## What is required
Write out the data below in full, unchanged, minus the images.

[Collected data]
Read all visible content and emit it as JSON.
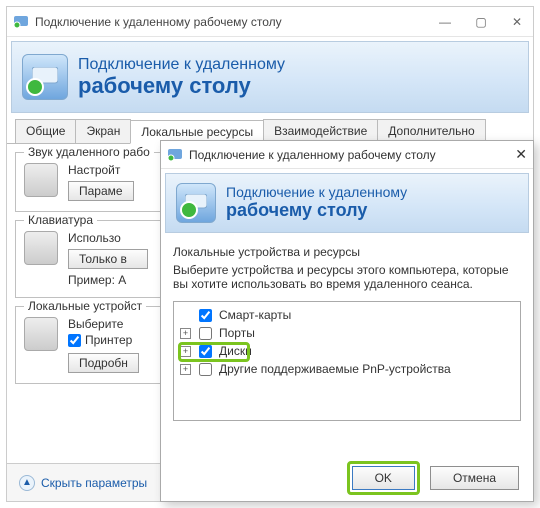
{
  "main": {
    "title": "Подключение к удаленному рабочему столу",
    "banner": {
      "line1": "Подключение к удаленному",
      "line2": "рабочему столу"
    },
    "tabs": [
      "Общие",
      "Экран",
      "Локальные ресурсы",
      "Взаимодействие",
      "Дополнительно"
    ],
    "active_tab": 2,
    "groups": {
      "audio": {
        "title": "Звук удаленного рабо",
        "line": "Настройт",
        "button": "Параме"
      },
      "keyboard": {
        "title": "Клавиатура",
        "line": "Использо",
        "button": "Только в",
        "example": "Пример: A"
      },
      "devices": {
        "title": "Локальные устройст",
        "line": "Выберите",
        "printers": "Принтер",
        "button": "Подробн"
      }
    },
    "footer": {
      "collapse": "Скрыть параметры"
    }
  },
  "dialog": {
    "title": "Подключение к удаленному рабочему столу",
    "banner": {
      "line1": "Подключение к удаленному",
      "line2": "рабочему столу"
    },
    "section_header": "Локальные устройства и ресурсы",
    "description": "Выберите устройства и ресурсы этого компьютера, которые вы хотите использовать во время удаленного сеанса.",
    "tree": {
      "items": [
        {
          "label": "Смарт-карты",
          "checked": true,
          "expandable": false
        },
        {
          "label": "Порты",
          "checked": false,
          "expandable": true
        },
        {
          "label": "Диски",
          "checked": true,
          "expandable": true
        },
        {
          "label": "Другие поддерживаемые PnP-устройства",
          "checked": false,
          "expandable": true
        }
      ]
    },
    "buttons": {
      "ok": "OK",
      "cancel": "Отмена"
    }
  }
}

## Result for this task
Read all visible content and emit it as JSON.
{
  "main": {
    "title": "Подключение к удаленному рабочему столу",
    "banner": {
      "line1": "Подключение к удаленному",
      "line2": "рабочему столу"
    },
    "tabs": [
      "Общие",
      "Экран",
      "Локальные ресурсы",
      "Взаимодействие",
      "Дополнительно"
    ],
    "active_tab": 2,
    "groups": {
      "audio": {
        "title": "Звук удаленного рабо",
        "line": "Настройт",
        "button": "Параме"
      },
      "keyboard": {
        "title": "Клавиатура",
        "line": "Использо",
        "button": "Только в",
        "example": "Пример: A"
      },
      "devices": {
        "title": "Локальные устройст",
        "line": "Выберите",
        "printers": "Принтер",
        "button": "Подробн"
      }
    },
    "footer": {
      "collapse": "Скрыть параметры"
    }
  },
  "dialog": {
    "title": "Подключение к удаленному рабочему столу",
    "banner": {
      "line1": "Подключение к удаленному",
      "line2": "рабочему столу"
    },
    "section_header": "Локальные устройства и ресурсы",
    "description": "Выберите устройства и ресурсы этого компьютера, которые вы хотите использовать во время удаленного сеанса.",
    "tree": {
      "items": [
        {
          "label": "Смарт-карты",
          "checked": true,
          "expandable": false
        },
        {
          "label": "Порты",
          "checked": false,
          "expandable": true
        },
        {
          "label": "Диски",
          "checked": true,
          "expandable": true
        },
        {
          "label": "Другие поддерживаемые PnP-устройства",
          "checked": false,
          "expandable": true
        }
      ]
    },
    "buttons": {
      "ok": "OK",
      "cancel": "Отмена"
    }
  }
}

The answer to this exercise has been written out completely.